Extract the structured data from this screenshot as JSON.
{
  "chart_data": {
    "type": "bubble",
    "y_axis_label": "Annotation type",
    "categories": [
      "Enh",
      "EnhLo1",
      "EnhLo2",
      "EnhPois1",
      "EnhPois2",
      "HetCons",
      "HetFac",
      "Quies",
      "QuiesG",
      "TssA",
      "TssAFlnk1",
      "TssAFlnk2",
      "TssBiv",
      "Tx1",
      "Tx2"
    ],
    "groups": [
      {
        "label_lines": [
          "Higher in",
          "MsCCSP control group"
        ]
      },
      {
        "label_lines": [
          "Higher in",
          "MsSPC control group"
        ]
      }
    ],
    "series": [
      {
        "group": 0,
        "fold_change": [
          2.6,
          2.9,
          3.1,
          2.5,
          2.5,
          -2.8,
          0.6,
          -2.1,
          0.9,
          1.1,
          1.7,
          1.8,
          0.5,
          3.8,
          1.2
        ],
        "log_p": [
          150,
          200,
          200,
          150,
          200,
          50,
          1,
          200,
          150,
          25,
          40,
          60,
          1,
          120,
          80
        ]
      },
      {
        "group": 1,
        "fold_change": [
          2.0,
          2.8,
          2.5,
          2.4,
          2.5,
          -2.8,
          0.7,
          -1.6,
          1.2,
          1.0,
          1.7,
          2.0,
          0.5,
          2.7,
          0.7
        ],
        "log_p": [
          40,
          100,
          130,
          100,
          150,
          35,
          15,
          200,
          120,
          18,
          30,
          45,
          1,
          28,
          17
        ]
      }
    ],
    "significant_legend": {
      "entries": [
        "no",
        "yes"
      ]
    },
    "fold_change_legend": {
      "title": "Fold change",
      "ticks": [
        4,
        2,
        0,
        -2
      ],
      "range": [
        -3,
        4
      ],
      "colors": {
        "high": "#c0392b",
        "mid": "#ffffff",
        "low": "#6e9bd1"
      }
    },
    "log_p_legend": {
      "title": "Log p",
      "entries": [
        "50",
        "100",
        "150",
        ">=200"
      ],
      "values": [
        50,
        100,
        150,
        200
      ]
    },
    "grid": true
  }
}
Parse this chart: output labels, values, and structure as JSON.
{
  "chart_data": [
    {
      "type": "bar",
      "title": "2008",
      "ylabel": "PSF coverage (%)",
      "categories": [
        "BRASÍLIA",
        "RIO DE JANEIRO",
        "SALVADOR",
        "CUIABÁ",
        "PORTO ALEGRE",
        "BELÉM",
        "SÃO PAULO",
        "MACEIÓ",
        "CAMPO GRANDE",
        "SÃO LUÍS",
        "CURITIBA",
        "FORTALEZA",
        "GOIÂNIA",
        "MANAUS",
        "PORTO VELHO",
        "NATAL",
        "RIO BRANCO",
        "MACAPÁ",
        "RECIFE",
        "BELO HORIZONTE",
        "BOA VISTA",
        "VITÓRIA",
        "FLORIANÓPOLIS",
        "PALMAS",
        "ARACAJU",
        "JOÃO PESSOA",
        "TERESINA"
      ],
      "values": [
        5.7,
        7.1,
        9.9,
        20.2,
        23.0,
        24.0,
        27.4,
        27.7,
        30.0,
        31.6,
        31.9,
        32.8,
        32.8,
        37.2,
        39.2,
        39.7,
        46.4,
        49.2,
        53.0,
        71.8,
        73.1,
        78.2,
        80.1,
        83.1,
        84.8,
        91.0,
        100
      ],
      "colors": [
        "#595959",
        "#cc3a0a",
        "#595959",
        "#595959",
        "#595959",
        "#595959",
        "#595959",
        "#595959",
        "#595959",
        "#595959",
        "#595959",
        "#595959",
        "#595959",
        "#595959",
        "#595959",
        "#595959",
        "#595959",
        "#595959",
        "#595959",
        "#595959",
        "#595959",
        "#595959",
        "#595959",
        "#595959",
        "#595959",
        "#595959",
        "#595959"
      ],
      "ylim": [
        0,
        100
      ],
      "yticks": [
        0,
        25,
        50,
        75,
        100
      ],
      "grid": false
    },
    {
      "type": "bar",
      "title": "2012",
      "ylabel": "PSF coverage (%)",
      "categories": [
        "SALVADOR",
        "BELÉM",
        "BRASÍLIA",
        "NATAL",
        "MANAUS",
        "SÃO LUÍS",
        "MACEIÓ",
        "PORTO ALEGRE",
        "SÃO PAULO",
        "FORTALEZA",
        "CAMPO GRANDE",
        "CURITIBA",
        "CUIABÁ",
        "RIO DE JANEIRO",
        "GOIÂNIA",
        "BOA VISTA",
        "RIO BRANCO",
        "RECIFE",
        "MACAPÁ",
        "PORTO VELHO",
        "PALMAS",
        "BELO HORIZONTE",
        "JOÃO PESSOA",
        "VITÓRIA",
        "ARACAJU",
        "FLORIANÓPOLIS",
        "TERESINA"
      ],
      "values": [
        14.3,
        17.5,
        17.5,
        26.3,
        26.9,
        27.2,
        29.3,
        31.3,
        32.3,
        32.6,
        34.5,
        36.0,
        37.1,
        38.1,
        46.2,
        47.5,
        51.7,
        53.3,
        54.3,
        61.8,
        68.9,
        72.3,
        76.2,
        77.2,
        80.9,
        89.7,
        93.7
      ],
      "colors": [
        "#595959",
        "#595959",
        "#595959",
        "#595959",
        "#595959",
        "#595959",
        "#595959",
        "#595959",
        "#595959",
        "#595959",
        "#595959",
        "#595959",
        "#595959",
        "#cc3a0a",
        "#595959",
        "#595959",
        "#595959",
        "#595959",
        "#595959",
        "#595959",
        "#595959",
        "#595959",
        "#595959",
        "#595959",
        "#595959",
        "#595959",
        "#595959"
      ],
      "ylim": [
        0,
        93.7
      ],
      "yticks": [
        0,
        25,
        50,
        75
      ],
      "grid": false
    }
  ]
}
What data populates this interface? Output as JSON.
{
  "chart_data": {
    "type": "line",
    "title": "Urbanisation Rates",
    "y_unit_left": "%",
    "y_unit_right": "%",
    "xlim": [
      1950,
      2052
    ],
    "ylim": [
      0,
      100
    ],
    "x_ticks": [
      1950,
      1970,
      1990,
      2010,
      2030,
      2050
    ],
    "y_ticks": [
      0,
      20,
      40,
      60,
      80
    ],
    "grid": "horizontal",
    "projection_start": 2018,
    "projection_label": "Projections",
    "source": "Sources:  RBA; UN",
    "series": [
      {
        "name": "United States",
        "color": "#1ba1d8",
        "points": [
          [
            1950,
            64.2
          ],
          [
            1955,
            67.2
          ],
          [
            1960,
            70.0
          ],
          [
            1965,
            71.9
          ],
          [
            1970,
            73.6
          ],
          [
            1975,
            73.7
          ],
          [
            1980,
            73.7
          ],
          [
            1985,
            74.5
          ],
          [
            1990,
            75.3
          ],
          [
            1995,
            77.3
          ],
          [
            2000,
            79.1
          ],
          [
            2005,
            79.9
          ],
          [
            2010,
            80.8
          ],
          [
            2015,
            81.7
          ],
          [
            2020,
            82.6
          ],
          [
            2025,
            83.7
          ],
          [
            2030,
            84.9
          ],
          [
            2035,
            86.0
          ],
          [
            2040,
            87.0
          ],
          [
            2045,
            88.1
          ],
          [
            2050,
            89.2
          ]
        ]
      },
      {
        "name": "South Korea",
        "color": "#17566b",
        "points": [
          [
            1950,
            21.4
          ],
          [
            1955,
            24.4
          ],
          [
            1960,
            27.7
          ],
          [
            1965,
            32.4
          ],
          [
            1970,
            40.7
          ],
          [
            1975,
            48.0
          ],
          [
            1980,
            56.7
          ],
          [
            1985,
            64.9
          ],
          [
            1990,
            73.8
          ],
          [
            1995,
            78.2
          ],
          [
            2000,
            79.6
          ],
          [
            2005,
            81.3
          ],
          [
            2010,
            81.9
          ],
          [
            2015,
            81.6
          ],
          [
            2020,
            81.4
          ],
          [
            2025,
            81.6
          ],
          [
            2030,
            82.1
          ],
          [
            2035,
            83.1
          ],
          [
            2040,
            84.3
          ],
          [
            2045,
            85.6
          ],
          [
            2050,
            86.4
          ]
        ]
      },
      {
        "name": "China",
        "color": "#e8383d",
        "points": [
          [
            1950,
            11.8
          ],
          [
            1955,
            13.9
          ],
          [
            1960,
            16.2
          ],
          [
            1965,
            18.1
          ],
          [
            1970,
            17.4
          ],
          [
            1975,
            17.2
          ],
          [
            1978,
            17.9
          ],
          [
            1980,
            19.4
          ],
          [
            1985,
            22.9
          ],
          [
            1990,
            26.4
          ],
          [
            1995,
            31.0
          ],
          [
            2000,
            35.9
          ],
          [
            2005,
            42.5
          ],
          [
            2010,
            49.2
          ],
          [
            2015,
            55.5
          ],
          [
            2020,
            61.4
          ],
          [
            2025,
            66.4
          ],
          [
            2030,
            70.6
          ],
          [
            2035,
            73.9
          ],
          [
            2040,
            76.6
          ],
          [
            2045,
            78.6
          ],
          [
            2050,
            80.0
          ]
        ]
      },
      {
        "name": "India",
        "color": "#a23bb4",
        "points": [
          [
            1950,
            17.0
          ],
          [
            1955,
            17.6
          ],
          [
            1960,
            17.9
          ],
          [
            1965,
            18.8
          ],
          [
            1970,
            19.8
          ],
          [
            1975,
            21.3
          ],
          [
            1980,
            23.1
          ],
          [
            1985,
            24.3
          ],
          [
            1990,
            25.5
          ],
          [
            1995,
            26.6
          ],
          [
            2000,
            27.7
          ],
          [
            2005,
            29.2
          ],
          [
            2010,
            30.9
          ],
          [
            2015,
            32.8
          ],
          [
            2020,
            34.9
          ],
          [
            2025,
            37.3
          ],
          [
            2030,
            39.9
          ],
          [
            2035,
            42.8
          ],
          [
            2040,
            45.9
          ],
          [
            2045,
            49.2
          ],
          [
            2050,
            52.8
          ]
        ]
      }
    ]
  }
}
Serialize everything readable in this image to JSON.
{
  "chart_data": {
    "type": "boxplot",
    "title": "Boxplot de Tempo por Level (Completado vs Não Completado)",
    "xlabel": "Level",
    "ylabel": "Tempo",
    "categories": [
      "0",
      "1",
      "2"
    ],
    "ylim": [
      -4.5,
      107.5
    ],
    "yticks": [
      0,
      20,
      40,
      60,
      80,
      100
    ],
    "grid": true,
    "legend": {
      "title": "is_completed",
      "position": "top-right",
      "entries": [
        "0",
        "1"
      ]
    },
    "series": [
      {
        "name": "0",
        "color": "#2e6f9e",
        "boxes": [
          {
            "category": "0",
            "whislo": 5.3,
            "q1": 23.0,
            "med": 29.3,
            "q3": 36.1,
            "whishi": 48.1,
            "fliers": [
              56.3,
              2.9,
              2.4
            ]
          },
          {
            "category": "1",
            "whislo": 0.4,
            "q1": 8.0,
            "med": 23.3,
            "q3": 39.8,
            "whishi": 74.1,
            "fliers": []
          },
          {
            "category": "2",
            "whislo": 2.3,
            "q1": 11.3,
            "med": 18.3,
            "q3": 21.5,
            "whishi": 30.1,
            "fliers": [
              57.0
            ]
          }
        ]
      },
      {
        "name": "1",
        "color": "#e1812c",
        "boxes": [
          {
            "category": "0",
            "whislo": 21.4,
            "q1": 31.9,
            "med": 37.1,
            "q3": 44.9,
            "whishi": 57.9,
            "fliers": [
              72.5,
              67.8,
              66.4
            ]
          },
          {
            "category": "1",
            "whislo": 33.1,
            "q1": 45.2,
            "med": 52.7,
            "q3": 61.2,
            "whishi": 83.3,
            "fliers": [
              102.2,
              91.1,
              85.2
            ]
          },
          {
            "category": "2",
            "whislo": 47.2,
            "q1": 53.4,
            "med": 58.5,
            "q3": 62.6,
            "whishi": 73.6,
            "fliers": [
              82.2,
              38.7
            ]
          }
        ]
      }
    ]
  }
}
-=-=-
Objective
Copy each line that contains the word "whishi".

Complete response
            "whishi": 48.1,
            "whishi": 74.1,
            "whishi": 30.1,
            "whishi": 57.9,
            "whishi": 83.3,
            "whishi": 73.6,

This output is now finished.